#### What is expected
Compute the number of lines that include the string "field", then output that number and nothing else.
# Material for this exercise start
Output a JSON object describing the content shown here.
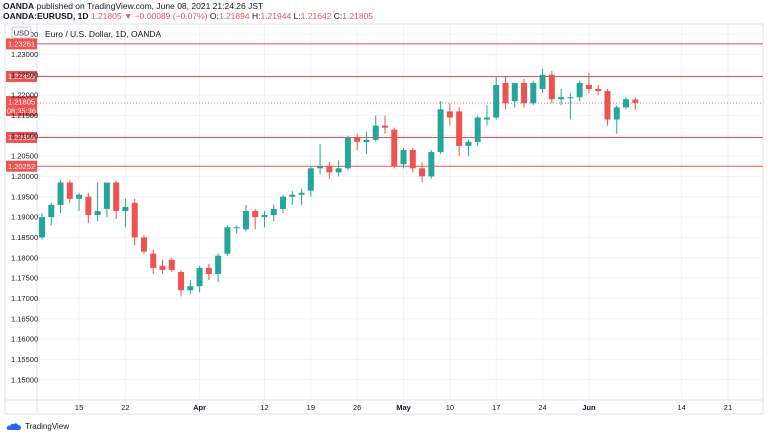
{
  "header": {
    "publisher": "OANDA",
    "published_text": "published on TradingView.com, June 08, 2021 21:24:26 JST",
    "symbol": "OANDA:EURUSD, 1D",
    "change": "1.21805 ▼ −0.00089 (−0.07%)",
    "o_label": "O:",
    "o_value": "1.21894",
    "h_label": "H:",
    "h_value": "1.21944",
    "l_label": "L:",
    "l_value": "1.21642",
    "c_label": "C:",
    "c_value": "1.21805"
  },
  "chart_data": {
    "type": "candlestick",
    "title": "Euro / U.S. Dollar, 1D, OANDA",
    "currency": "USD",
    "ylim": [
      1.145,
      1.2375
    ],
    "y_ticks": [
      "1.23500",
      "1.23000",
      "1.22500",
      "1.22000",
      "1.21500",
      "1.21000",
      "1.20500",
      "1.20000",
      "1.19500",
      "1.19000",
      "1.18500",
      "1.18000",
      "1.17500",
      "1.17000",
      "1.16500",
      "1.16000",
      "1.15500",
      "1.15000"
    ],
    "x_ticks": [
      {
        "label": "15",
        "index": 4,
        "bold": false
      },
      {
        "label": "22",
        "index": 9,
        "bold": false
      },
      {
        "label": "Apr",
        "index": 17,
        "bold": true
      },
      {
        "label": "12",
        "index": 24,
        "bold": false
      },
      {
        "label": "19",
        "index": 29,
        "bold": false
      },
      {
        "label": "26",
        "index": 34,
        "bold": false
      },
      {
        "label": "May",
        "index": 39,
        "bold": true
      },
      {
        "label": "10",
        "index": 44,
        "bold": false
      },
      {
        "label": "17",
        "index": 49,
        "bold": false
      },
      {
        "label": "24",
        "index": 54,
        "bold": false
      },
      {
        "label": "Jun",
        "index": 59,
        "bold": true
      },
      {
        "label": "14",
        "index": 69,
        "bold": false
      },
      {
        "label": "21",
        "index": 74,
        "bold": false
      }
    ],
    "horizontal_levels": [
      {
        "value": 1.23261,
        "label": "1.23261"
      },
      {
        "value": 1.22459,
        "label": "1.22459"
      },
      {
        "value": 1.20959,
        "label": "1.20959"
      },
      {
        "value": 1.20252,
        "label": "1.20252"
      }
    ],
    "last_price": {
      "value": 1.21805,
      "label": "1.21805",
      "countdown": "08:35:36"
    },
    "colors": {
      "up": "#26a69a",
      "down": "#ef5350",
      "level": "#ef5350",
      "grid": "#f0f3fa"
    },
    "candles": [
      {
        "o": 1.185,
        "h": 1.191,
        "l": 1.1845,
        "c": 1.19
      },
      {
        "o": 1.19,
        "h": 1.1935,
        "l": 1.188,
        "c": 1.193
      },
      {
        "o": 1.193,
        "h": 1.199,
        "l": 1.191,
        "c": 1.1985
      },
      {
        "o": 1.1985,
        "h": 1.199,
        "l": 1.1935,
        "c": 1.1945
      },
      {
        "o": 1.1945,
        "h": 1.196,
        "l": 1.1915,
        "c": 1.1955
      },
      {
        "o": 1.195,
        "h": 1.196,
        "l": 1.1885,
        "c": 1.1905
      },
      {
        "o": 1.1905,
        "h": 1.1985,
        "l": 1.189,
        "c": 1.1915
      },
      {
        "o": 1.192,
        "h": 1.1985,
        "l": 1.19,
        "c": 1.1985
      },
      {
        "o": 1.1985,
        "h": 1.199,
        "l": 1.1895,
        "c": 1.1915
      },
      {
        "o": 1.1915,
        "h": 1.1945,
        "l": 1.1875,
        "c": 1.1925
      },
      {
        "o": 1.1935,
        "h": 1.1945,
        "l": 1.183,
        "c": 1.185
      },
      {
        "o": 1.185,
        "h": 1.1855,
        "l": 1.181,
        "c": 1.1815
      },
      {
        "o": 1.181,
        "h": 1.182,
        "l": 1.176,
        "c": 1.1775
      },
      {
        "o": 1.178,
        "h": 1.1795,
        "l": 1.176,
        "c": 1.177
      },
      {
        "o": 1.1795,
        "h": 1.18,
        "l": 1.1765,
        "c": 1.177
      },
      {
        "o": 1.1765,
        "h": 1.177,
        "l": 1.1705,
        "c": 1.172
      },
      {
        "o": 1.172,
        "h": 1.1745,
        "l": 1.171,
        "c": 1.173
      },
      {
        "o": 1.173,
        "h": 1.178,
        "l": 1.1715,
        "c": 1.1775
      },
      {
        "o": 1.1775,
        "h": 1.1785,
        "l": 1.1745,
        "c": 1.176
      },
      {
        "o": 1.176,
        "h": 1.181,
        "l": 1.174,
        "c": 1.1805
      },
      {
        "o": 1.181,
        "h": 1.188,
        "l": 1.1805,
        "c": 1.1875
      },
      {
        "o": 1.1875,
        "h": 1.188,
        "l": 1.186,
        "c": 1.1875
      },
      {
        "o": 1.187,
        "h": 1.193,
        "l": 1.1865,
        "c": 1.1915
      },
      {
        "o": 1.1915,
        "h": 1.192,
        "l": 1.187,
        "c": 1.19
      },
      {
        "o": 1.19,
        "h": 1.1915,
        "l": 1.1875,
        "c": 1.1905
      },
      {
        "o": 1.1905,
        "h": 1.193,
        "l": 1.189,
        "c": 1.192
      },
      {
        "o": 1.192,
        "h": 1.1955,
        "l": 1.191,
        "c": 1.195
      },
      {
        "o": 1.195,
        "h": 1.1965,
        "l": 1.193,
        "c": 1.1955
      },
      {
        "o": 1.1955,
        "h": 1.197,
        "l": 1.193,
        "c": 1.196
      },
      {
        "o": 1.1965,
        "h": 1.2025,
        "l": 1.195,
        "c": 1.202
      },
      {
        "o": 1.202,
        "h": 1.208,
        "l": 1.2005,
        "c": 1.2025
      },
      {
        "o": 1.2025,
        "h": 1.2035,
        "l": 1.1995,
        "c": 1.201
      },
      {
        "o": 1.201,
        "h": 1.204,
        "l": 1.2,
        "c": 1.202
      },
      {
        "o": 1.202,
        "h": 1.21,
        "l": 1.2015,
        "c": 1.2095
      },
      {
        "o": 1.2095,
        "h": 1.2105,
        "l": 1.2065,
        "c": 1.2085
      },
      {
        "o": 1.2085,
        "h": 1.211,
        "l": 1.2055,
        "c": 1.209
      },
      {
        "o": 1.209,
        "h": 1.215,
        "l": 1.2085,
        "c": 1.2125
      },
      {
        "o": 1.2125,
        "h": 1.215,
        "l": 1.2105,
        "c": 1.212
      },
      {
        "o": 1.2115,
        "h": 1.212,
        "l": 1.202,
        "c": 1.2025
      },
      {
        "o": 1.203,
        "h": 1.207,
        "l": 1.202,
        "c": 1.2065
      },
      {
        "o": 1.2065,
        "h": 1.207,
        "l": 1.201,
        "c": 1.202
      },
      {
        "o": 1.202,
        "h": 1.2035,
        "l": 1.1985,
        "c": 1.2
      },
      {
        "o": 1.2,
        "h": 1.2065,
        "l": 1.1995,
        "c": 1.206
      },
      {
        "o": 1.206,
        "h": 1.2185,
        "l": 1.2055,
        "c": 1.2165
      },
      {
        "o": 1.216,
        "h": 1.218,
        "l": 1.2125,
        "c": 1.2145
      },
      {
        "o": 1.216,
        "h": 1.217,
        "l": 1.205,
        "c": 1.2075
      },
      {
        "o": 1.2075,
        "h": 1.209,
        "l": 1.205,
        "c": 1.2085
      },
      {
        "o": 1.2085,
        "h": 1.215,
        "l": 1.2075,
        "c": 1.2145
      },
      {
        "o": 1.214,
        "h": 1.2175,
        "l": 1.2125,
        "c": 1.2145
      },
      {
        "o": 1.2145,
        "h": 1.2245,
        "l": 1.214,
        "c": 1.2225
      },
      {
        "o": 1.223,
        "h": 1.2245,
        "l": 1.2165,
        "c": 1.218
      },
      {
        "o": 1.2185,
        "h": 1.223,
        "l": 1.217,
        "c": 1.223
      },
      {
        "o": 1.223,
        "h": 1.224,
        "l": 1.217,
        "c": 1.218
      },
      {
        "o": 1.218,
        "h": 1.2235,
        "l": 1.2175,
        "c": 1.223
      },
      {
        "o": 1.2215,
        "h": 1.2265,
        "l": 1.2205,
        "c": 1.225
      },
      {
        "o": 1.225,
        "h": 1.226,
        "l": 1.218,
        "c": 1.219
      },
      {
        "o": 1.219,
        "h": 1.2215,
        "l": 1.2175,
        "c": 1.2195
      },
      {
        "o": 1.2195,
        "h": 1.2205,
        "l": 1.214,
        "c": 1.2195
      },
      {
        "o": 1.2195,
        "h": 1.2235,
        "l": 1.2185,
        "c": 1.223
      },
      {
        "o": 1.2225,
        "h": 1.2255,
        "l": 1.2205,
        "c": 1.2215
      },
      {
        "o": 1.2215,
        "h": 1.2225,
        "l": 1.22,
        "c": 1.221
      },
      {
        "o": 1.221,
        "h": 1.2215,
        "l": 1.2125,
        "c": 1.214
      },
      {
        "o": 1.214,
        "h": 1.2175,
        "l": 1.2105,
        "c": 1.217
      },
      {
        "o": 1.217,
        "h": 1.2195,
        "l": 1.2165,
        "c": 1.219
      },
      {
        "o": 1.2189,
        "h": 1.2194,
        "l": 1.2164,
        "c": 1.2181
      }
    ]
  },
  "footer": {
    "brand": "TradingView"
  }
}
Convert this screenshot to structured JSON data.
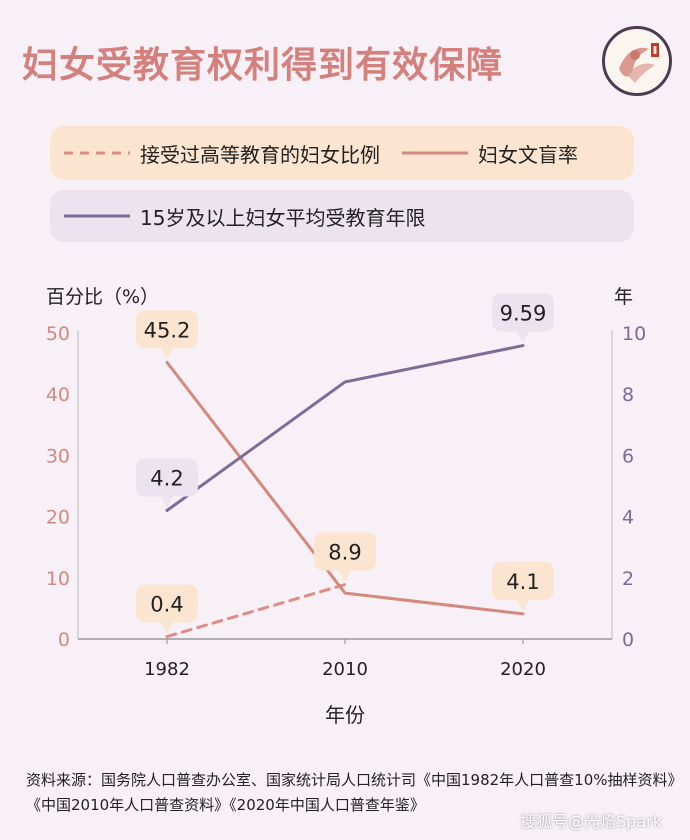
{
  "title": "妇女受教育权利得到有效保障",
  "legend": {
    "items": [
      {
        "label": "接受过高等教育的妇女比例",
        "color": "#dc8e84",
        "style": "dashed"
      },
      {
        "label": "妇女文盲率",
        "color": "#d4897f",
        "style": "solid"
      },
      {
        "label": "15岁及以上妇女平均受教育年限",
        "color": "#7b6c9a",
        "style": "solid"
      }
    ]
  },
  "chart_data": {
    "type": "line",
    "categories": [
      "1982",
      "2010",
      "2020"
    ],
    "xlabel": "年份",
    "y_left": {
      "label": "百分比（%）",
      "range": [
        0,
        50
      ],
      "ticks": [
        "0",
        "10",
        "20",
        "30",
        "40",
        "50"
      ],
      "color": "#d4897f"
    },
    "y_right": {
      "label": "年",
      "range": [
        0,
        10
      ],
      "ticks": [
        "0",
        "2",
        "4",
        "6",
        "8",
        "10"
      ],
      "color": "#7b6c9a"
    },
    "series": [
      {
        "name": "接受过高等教育的妇女比例",
        "axis": "left",
        "values": [
          0.4,
          8.9,
          null
        ],
        "labels": [
          "0.4",
          "8.9",
          null
        ],
        "style": "dashed",
        "color": "#dc8e84"
      },
      {
        "name": "妇女文盲率",
        "axis": "left",
        "values": [
          45.2,
          7.5,
          4.1
        ],
        "labels": [
          "45.2",
          null,
          "4.1"
        ],
        "style": "solid",
        "color": "#d4897f"
      },
      {
        "name": "15岁及以上妇女平均受教育年限",
        "axis": "right",
        "values": [
          4.2,
          8.4,
          9.59
        ],
        "labels": [
          "4.2",
          null,
          "9.59"
        ],
        "style": "solid",
        "color": "#7b6c9a"
      }
    ],
    "grid": false,
    "legend_position": "top"
  },
  "source": "资料来源：国务院人口普查办公室、国家统计局人口统计司《中国1982年人口普查10%抽样资料》《中国2010年人口普查资料》《2020年中国人口普查年鉴》",
  "watermark": "搜狐号@光焰Spark"
}
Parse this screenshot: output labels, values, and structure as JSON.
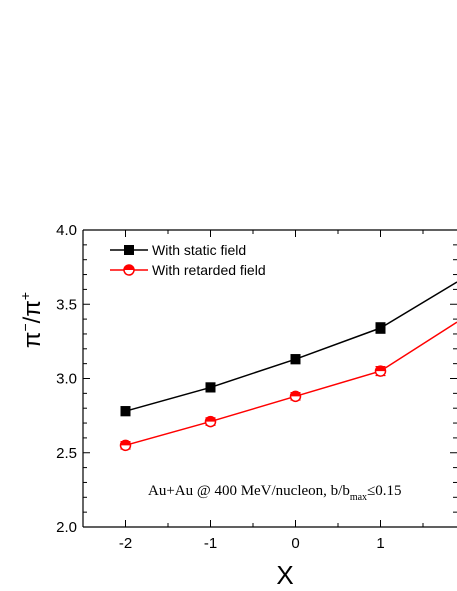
{
  "chart_data": {
    "type": "line",
    "xlabel": "X",
    "ylabel": {
      "base": "π",
      "sup1": "−",
      "mid": "/π",
      "sup2": "+"
    },
    "x_ticks": [
      "-2",
      "-1",
      "0",
      "1"
    ],
    "y_ticks": [
      "2.0",
      "2.5",
      "3.0",
      "3.5",
      "4.0"
    ],
    "xlim": [
      -2.5,
      1.9
    ],
    "ylim": [
      2.0,
      4.0
    ],
    "grid": false,
    "legend_position": "top-left",
    "annotation": {
      "main": "Au+Au @ 400 MeV/nucleon, b/b",
      "sub": "max",
      "tail": "≤0.15"
    },
    "series": [
      {
        "name": "With static field",
        "color": "#000000",
        "marker": "square",
        "x": [
          -2,
          -1,
          0,
          1
        ],
        "y": [
          2.78,
          2.94,
          3.13,
          3.34
        ],
        "err": [
          0.03,
          0.03,
          0.03,
          0.035
        ],
        "line_extension_to": {
          "x": 1.9,
          "y": 3.65
        }
      },
      {
        "name": "With retarded field",
        "color": "#ff0000",
        "marker": "half-filled-circle",
        "x": [
          -2,
          -1,
          0,
          1
        ],
        "y": [
          2.55,
          2.71,
          2.88,
          3.05
        ],
        "err": [
          0.025,
          0.025,
          0.025,
          0.03
        ],
        "line_extension_to": {
          "x": 1.9,
          "y": 3.38
        }
      }
    ]
  }
}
# Material for this exercise end
#### Answer for this exercise
2